**WORK INSTRUCTIONS:** Extract the complete listing and repeat it word for word.
++++++
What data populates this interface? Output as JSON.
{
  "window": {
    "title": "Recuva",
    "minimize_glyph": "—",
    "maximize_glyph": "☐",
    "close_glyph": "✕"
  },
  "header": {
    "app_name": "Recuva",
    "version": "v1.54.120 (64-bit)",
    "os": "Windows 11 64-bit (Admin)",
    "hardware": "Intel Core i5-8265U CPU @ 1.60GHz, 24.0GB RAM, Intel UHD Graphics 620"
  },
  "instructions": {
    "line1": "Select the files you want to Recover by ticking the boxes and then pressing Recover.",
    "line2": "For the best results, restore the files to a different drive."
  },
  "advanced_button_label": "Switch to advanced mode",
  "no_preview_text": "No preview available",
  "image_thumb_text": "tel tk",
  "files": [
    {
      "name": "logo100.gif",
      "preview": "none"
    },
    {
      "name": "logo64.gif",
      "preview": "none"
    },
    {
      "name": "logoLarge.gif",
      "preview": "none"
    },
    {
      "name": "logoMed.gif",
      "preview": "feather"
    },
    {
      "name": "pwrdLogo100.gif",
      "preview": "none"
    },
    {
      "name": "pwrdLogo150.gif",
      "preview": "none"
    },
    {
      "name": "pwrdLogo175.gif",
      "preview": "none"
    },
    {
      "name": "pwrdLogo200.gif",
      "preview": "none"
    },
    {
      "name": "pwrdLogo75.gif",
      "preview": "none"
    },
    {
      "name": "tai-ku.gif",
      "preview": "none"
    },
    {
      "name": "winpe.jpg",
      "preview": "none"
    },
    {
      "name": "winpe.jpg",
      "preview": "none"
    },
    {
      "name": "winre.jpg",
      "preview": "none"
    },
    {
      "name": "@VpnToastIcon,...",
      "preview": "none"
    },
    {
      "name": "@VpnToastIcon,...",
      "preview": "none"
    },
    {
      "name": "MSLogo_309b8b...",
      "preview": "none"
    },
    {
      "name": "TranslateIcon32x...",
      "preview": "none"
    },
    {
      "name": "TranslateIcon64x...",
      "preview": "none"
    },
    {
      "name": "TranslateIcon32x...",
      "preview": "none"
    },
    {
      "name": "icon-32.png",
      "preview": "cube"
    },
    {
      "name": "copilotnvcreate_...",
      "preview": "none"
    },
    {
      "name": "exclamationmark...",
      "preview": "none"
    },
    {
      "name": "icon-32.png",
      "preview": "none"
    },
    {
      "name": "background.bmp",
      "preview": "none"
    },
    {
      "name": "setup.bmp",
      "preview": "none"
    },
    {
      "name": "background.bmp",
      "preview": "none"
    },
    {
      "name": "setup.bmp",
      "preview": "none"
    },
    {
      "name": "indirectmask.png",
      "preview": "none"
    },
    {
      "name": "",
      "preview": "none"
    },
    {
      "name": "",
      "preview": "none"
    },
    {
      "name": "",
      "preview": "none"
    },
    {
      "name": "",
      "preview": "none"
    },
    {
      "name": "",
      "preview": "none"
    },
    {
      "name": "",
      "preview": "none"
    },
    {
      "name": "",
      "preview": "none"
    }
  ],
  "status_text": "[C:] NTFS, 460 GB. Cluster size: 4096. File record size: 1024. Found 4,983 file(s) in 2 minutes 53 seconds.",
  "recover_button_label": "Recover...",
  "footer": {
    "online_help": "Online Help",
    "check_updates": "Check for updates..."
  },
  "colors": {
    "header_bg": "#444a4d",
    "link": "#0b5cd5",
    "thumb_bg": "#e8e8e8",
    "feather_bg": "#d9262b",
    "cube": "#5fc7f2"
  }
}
++++++
**REPLY TO THE TASK:**
What data populates this interface? Output as JSON.
{
  "window": {
    "title": "Recuva",
    "minimize_glyph": "—",
    "maximize_glyph": "☐",
    "close_glyph": "✕"
  },
  "header": {
    "app_name": "Recuva",
    "version": "v1.54.120 (64-bit)",
    "os": "Windows 11 64-bit (Admin)",
    "hardware": "Intel Core i5-8265U CPU @ 1.60GHz, 24.0GB RAM, Intel UHD Graphics 620"
  },
  "instructions": {
    "line1": "Select the files you want to Recover by ticking the boxes and then pressing Recover.",
    "line2": "For the best results, restore the files to a different drive."
  },
  "advanced_button_label": "Switch to advanced mode",
  "no_preview_text": "No preview available",
  "image_thumb_text": "tel tk",
  "files": [
    {
      "name": "logo100.gif",
      "preview": "none"
    },
    {
      "name": "logo64.gif",
      "preview": "none"
    },
    {
      "name": "logoLarge.gif",
      "preview": "none"
    },
    {
      "name": "logoMed.gif",
      "preview": "feather"
    },
    {
      "name": "pwrdLogo100.gif",
      "preview": "none"
    },
    {
      "name": "pwrdLogo150.gif",
      "preview": "none"
    },
    {
      "name": "pwrdLogo175.gif",
      "preview": "none"
    },
    {
      "name": "pwrdLogo200.gif",
      "preview": "none"
    },
    {
      "name": "pwrdLogo75.gif",
      "preview": "none"
    },
    {
      "name": "tai-ku.gif",
      "preview": "none"
    },
    {
      "name": "winpe.jpg",
      "preview": "none"
    },
    {
      "name": "winpe.jpg",
      "preview": "none"
    },
    {
      "name": "winre.jpg",
      "preview": "none"
    },
    {
      "name": "@VpnToastIcon,...",
      "preview": "none"
    },
    {
      "name": "@VpnToastIcon,...",
      "preview": "none"
    },
    {
      "name": "MSLogo_309b8b...",
      "preview": "none"
    },
    {
      "name": "TranslateIcon32x...",
      "preview": "none"
    },
    {
      "name": "TranslateIcon64x...",
      "preview": "none"
    },
    {
      "name": "TranslateIcon32x...",
      "preview": "none"
    },
    {
      "name": "icon-32.png",
      "preview": "cube"
    },
    {
      "name": "copilotnvcreate_...",
      "preview": "none"
    },
    {
      "name": "exclamationmark...",
      "preview": "none"
    },
    {
      "name": "icon-32.png",
      "preview": "none"
    },
    {
      "name": "background.bmp",
      "preview": "none"
    },
    {
      "name": "setup.bmp",
      "preview": "none"
    },
    {
      "name": "background.bmp",
      "preview": "none"
    },
    {
      "name": "setup.bmp",
      "preview": "none"
    },
    {
      "name": "indirectmask.png",
      "preview": "none"
    },
    {
      "name": "",
      "preview": "none"
    },
    {
      "name": "",
      "preview": "none"
    },
    {
      "name": "",
      "preview": "none"
    },
    {
      "name": "",
      "preview": "none"
    },
    {
      "name": "",
      "preview": "none"
    },
    {
      "name": "",
      "preview": "none"
    },
    {
      "name": "",
      "preview": "none"
    }
  ],
  "status_text": "[C:] NTFS, 460 GB. Cluster size: 4096. File record size: 1024. Found 4,983 file(s) in 2 minutes 53 seconds.",
  "recover_button_label": "Recover...",
  "footer": {
    "online_help": "Online Help",
    "check_updates": "Check for updates..."
  },
  "colors": {
    "header_bg": "#444a4d",
    "link": "#0b5cd5",
    "thumb_bg": "#e8e8e8",
    "feather_bg": "#d9262b",
    "cube": "#5fc7f2"
  }
}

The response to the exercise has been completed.